#### SUPPLIED MATERIAL
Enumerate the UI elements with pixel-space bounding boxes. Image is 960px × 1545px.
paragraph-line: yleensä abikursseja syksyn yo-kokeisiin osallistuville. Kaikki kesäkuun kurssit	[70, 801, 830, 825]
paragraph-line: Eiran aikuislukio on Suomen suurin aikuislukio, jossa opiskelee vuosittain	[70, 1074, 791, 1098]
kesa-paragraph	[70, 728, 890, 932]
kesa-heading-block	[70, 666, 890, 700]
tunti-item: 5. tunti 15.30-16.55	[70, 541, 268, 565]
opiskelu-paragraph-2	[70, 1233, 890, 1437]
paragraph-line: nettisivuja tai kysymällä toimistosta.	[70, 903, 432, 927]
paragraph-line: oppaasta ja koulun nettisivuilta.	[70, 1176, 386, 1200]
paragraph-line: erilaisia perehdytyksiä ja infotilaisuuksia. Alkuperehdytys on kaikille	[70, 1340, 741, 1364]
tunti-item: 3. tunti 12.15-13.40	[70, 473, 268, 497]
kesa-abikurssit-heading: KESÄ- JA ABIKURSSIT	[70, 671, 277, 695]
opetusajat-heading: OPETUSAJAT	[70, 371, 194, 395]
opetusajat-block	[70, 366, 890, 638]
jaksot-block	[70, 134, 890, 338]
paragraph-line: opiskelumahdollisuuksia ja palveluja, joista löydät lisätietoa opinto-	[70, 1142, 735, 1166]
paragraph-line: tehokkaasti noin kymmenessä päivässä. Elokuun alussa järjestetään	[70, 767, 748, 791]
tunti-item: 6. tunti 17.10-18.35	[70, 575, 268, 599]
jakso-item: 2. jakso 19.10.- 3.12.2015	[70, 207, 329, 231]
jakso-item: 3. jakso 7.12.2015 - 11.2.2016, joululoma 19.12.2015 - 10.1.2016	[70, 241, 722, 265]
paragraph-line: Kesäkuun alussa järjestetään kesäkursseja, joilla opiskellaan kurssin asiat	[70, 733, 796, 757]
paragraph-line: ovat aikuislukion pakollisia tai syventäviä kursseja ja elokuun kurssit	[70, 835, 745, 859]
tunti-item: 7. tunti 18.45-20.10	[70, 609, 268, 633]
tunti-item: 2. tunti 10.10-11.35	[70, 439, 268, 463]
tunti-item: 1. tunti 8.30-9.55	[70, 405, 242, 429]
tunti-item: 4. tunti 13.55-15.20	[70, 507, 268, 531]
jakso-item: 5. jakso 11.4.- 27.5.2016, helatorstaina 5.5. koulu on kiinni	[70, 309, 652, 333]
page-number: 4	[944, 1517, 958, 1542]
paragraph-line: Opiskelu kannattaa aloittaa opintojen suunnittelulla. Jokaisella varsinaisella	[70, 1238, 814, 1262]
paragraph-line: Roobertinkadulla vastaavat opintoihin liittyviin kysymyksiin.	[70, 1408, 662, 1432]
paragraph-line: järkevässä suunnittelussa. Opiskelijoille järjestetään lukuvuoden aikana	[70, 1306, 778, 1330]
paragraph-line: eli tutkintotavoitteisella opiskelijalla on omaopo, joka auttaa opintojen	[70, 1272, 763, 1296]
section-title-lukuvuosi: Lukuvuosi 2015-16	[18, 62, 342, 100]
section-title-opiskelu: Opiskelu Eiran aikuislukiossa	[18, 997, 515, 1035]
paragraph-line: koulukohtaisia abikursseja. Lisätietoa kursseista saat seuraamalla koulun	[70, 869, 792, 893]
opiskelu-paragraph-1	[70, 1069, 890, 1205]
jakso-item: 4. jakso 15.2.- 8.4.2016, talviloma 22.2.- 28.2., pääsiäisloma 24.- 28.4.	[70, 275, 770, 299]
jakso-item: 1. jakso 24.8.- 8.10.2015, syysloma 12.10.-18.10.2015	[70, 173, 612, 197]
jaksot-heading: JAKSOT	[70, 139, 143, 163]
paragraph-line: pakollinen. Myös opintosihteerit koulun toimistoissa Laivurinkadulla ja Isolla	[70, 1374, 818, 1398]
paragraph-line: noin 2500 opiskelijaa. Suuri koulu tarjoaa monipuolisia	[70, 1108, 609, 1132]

#### TASK TO CARRY OUT
Rewrite the data above as a JSON list of strings, one string per line, leaving out blank lines.

#### PROBLEM SOLUTION
[
  "Enumerate the UI elements with pixel-space bounding boxes. Image is 960px × 1545px.",
  "paragraph-line: yleensä abikursseja syksyn yo-kokeisiin osallistuville. Kaikki kesäkuun kurssit\t[70, 801, 830, 825]",
  "paragraph-line: Eiran aikuislukio on Suomen suurin aikuislukio, jossa opiskelee vuosittain\t[70, 1074, 791, 1098]",
  "kesa-paragraph\t[70, 728, 890, 932]",
  "kesa-heading-block\t[70, 666, 890, 700]",
  "tunti-item: 5. tunti 15.30-16.55\t[70, 541, 268, 565]",
  "opiskelu-paragraph-2\t[70, 1233, 890, 1437]",
  "paragraph-line: nettisivuja tai kysymällä toimistosta.\t[70, 903, 432, 927]",
  "paragraph-line: oppaasta ja koulun nettisivuilta.\t[70, 1176, 386, 1200]",
  "paragraph-line: erilaisia perehdytyksiä ja infotilaisuuksia. Alkuperehdytys on kaikille\t[70, 1340, 741, 1364]",
  "tunti-item: 3. tunti 12.15-13.40\t[70, 473, 268, 497]",
  "kesa-abikurssit-heading: KESÄ- JA ABIKURSSIT\t[70, 671, 277, 695]",
  "opetusajat-heading: OPETUSAJAT\t[70, 371, 194, 395]",
  "opetusajat-block\t[70, 366, 890, 638]",
  "jaksot-block\t[70, 134, 890, 338]",
  "paragraph-line: opiskelumahdollisuuksia ja palveluja, joista löydät lisätietoa opinto-\t[70, 1142, 735, 1166]",
  "paragraph-line: tehokkaasti noin kymmenessä päivässä. Elokuun alussa järjestetään\t[70, 767, 748, 791]",
  "tunti-item: 6. tunti 17.10-18.35\t[70, 575, 268, 599]",
  "jakso-item: 2. jakso 19.10.- 3.12.2015\t[70, 207, 329, 231]",
  "jakso-item: 3. jakso 7.12.2015 - 11.2.2016, joululoma 19.12.2015 - 10.1.2016\t[70, 241, 722, 265]",
  "paragraph-line: Kesäkuun alussa järjestetään kesäkursseja, joilla opiskellaan kurssin asiat\t[70, 733, 796, 757]",
  "paragraph-line: ovat aikuislukion pakollisia tai syventäviä kursseja ja elokuun kurssit\t[70, 835, 745, 859]",
  "tunti-item: 7. tunti 18.45-20.10\t[70, 609, 268, 633]",
  "tunti-item: 2. tunti 10.10-11.35\t[70, 439, 268, 463]",
  "tunti-item: 1. tunti 8.30-9.55\t[70, 405, 242, 429]",
  "tunti-item: 4. tunti 13.55-15.20\t[70, 507, 268, 531]",
  "jakso-item: 5. jakso 11.4.- 27.5.2016, helatorstaina 5.5. koulu on kiinni\t[70, 309, 652, 333]",
  "page-number: 4\t[944, 1517, 958, 1542]",
  "paragraph-line: Opiskelu kannattaa aloittaa opintojen suunnittelulla. Jokaisella varsinaisella\t[70, 1238, 814, 1262]",
  "paragraph-line: Roobertinkadulla vastaavat opintoihin liittyviin kysymyksiin.\t[70, 1408, 662, 1432]",
  "paragraph-line: järkevässä suunnittelussa. Opiskelijoille järjestetään lukuvuoden aikana\t[70, 1306, 778, 1330]",
  "paragraph-line: eli tutkintotavoitteisella opiskelijalla on omaopo, joka auttaa opintojen\t[70, 1272, 763, 1296]",
  "section-title-lukuvuosi: Lukuvuosi 2015-16\t[18, 62, 342, 100]",
  "section-title-opiskelu: Opiskelu Eiran aikuislukiossa\t[18, 997, 515, 1035]",
  "paragraph-line: koulukohtaisia abikursseja. Lisätietoa kursseista saat seuraamalla koulun\t[70, 869, 792, 893]",
  "opiskelu-paragraph-1\t[70, 1069, 890, 1205]",
  "jakso-item: 4. jakso 15.2.- 8.4.2016, talviloma 22.2.- 28.2., pääsiäisloma 24.- 28.4.\t[70, 275, 770, 299]",
  "jakso-item: 1. jakso 24.8.- 8.10.2015, syysloma 12.10.-18.10.2015\t[70, 173, 612, 197]",
  "jaksot-heading: JAKSOT\t[70, 139, 143, 163]",
  "paragraph-line: pakollinen. Myös opintosihteerit koulun toimistoissa Laivurinkadulla ja Isolla\t[70, 1374, 818, 1398]",
  "paragraph-line: noin 2500 opiskelijaa. Suuri koulu tarjoaa monipuolisia\t[70, 1108, 609, 1132]"
]